* start DATASET EXTRACT *

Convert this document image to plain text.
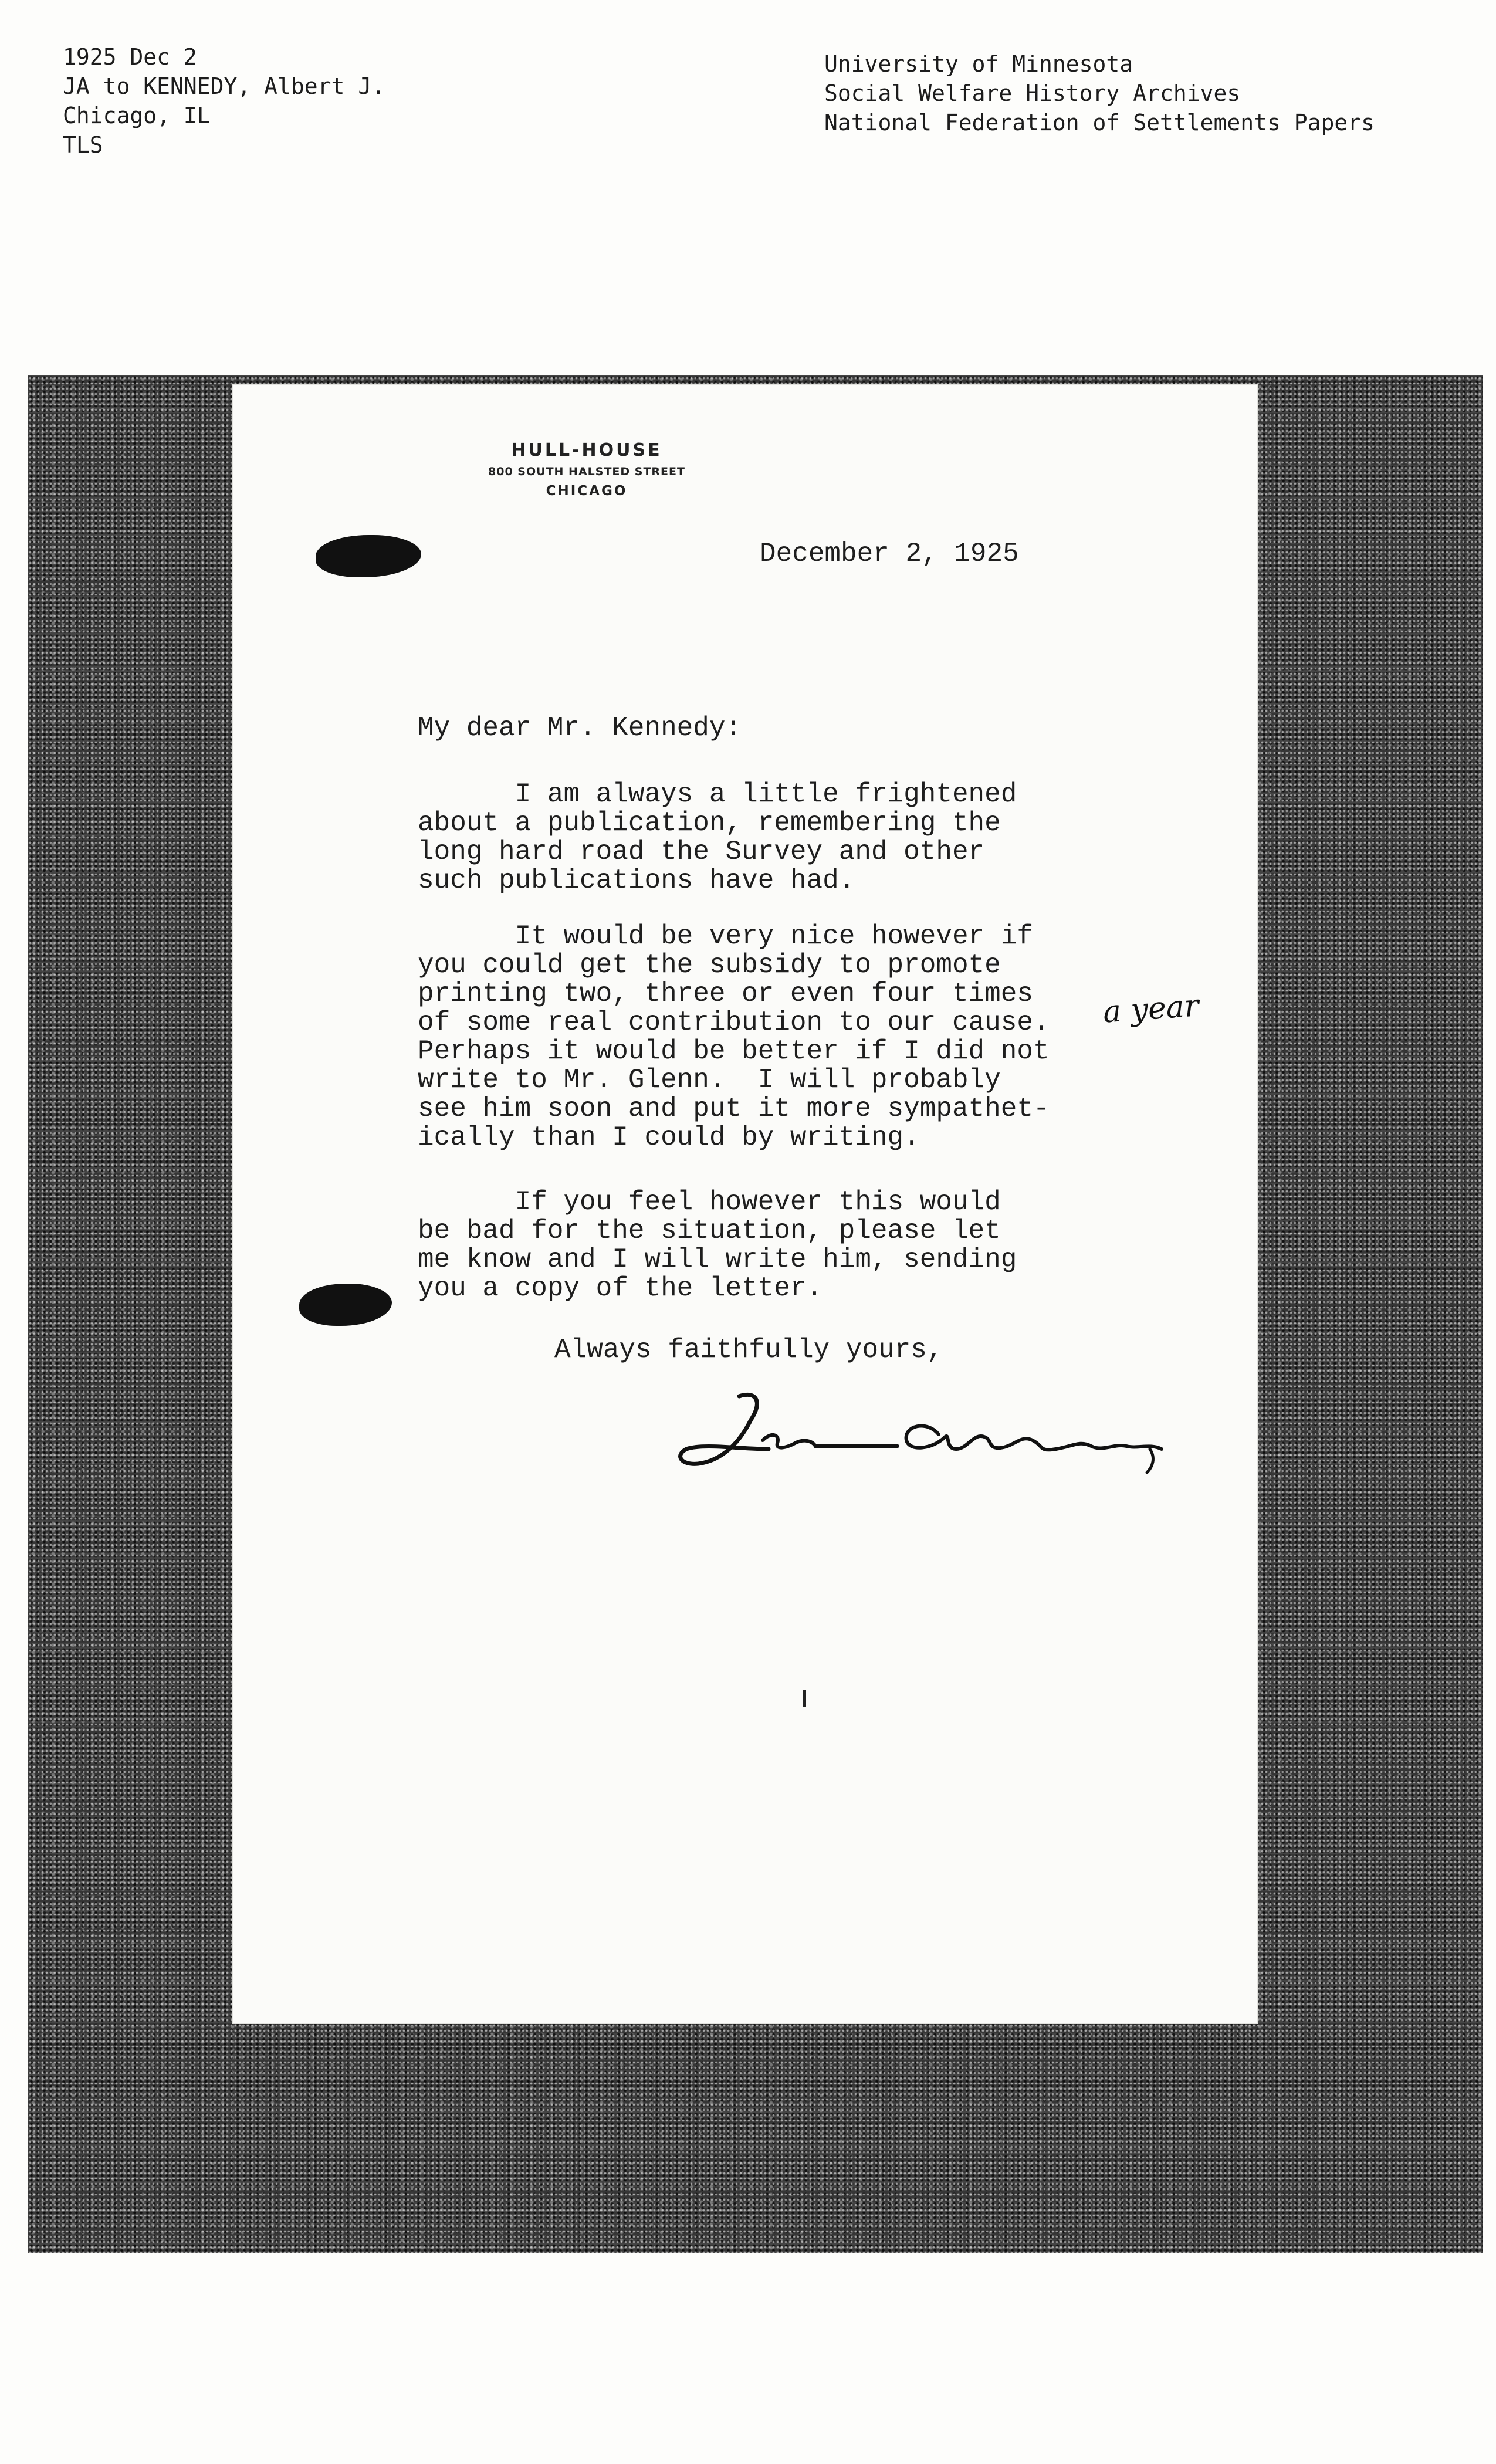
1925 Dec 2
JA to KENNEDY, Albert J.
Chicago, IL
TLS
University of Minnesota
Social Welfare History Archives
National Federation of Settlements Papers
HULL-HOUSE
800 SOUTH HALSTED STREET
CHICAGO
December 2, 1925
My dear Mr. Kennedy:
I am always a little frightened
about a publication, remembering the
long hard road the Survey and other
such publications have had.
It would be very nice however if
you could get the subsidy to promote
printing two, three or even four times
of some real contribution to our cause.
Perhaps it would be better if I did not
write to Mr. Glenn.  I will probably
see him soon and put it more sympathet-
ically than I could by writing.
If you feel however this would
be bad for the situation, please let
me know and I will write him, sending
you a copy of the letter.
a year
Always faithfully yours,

* end DATASET EXTRACT *

◆ JOB:
Transcribe the whole listing exactly. Pictures stay out of your copy.

◆ THE ANSWER:
Convert this document image to plain text.
1925 Dec 2
JA to KENNEDY, Albert J.
Chicago, IL
TLS
University of Minnesota
Social Welfare History Archives
National Federation of Settlements Papers
HULL-HOUSE
800 SOUTH HALSTED STREET
CHICAGO
December 2, 1925
My dear Mr. Kennedy:
I am always a little frightened
about a publication, remembering the
long hard road the Survey and other
such publications have had.
It would be very nice however if
you could get the subsidy to promote
printing two, three or even four times
of some real contribution to our cause.
Perhaps it would be better if I did not
write to Mr. Glenn.  I will probably
see him soon and put it more sympathet-
ically than I could by writing.
If you feel however this would
be bad for the situation, please let
me know and I will write him, sending
you a copy of the letter.
a year
Always faithfully yours,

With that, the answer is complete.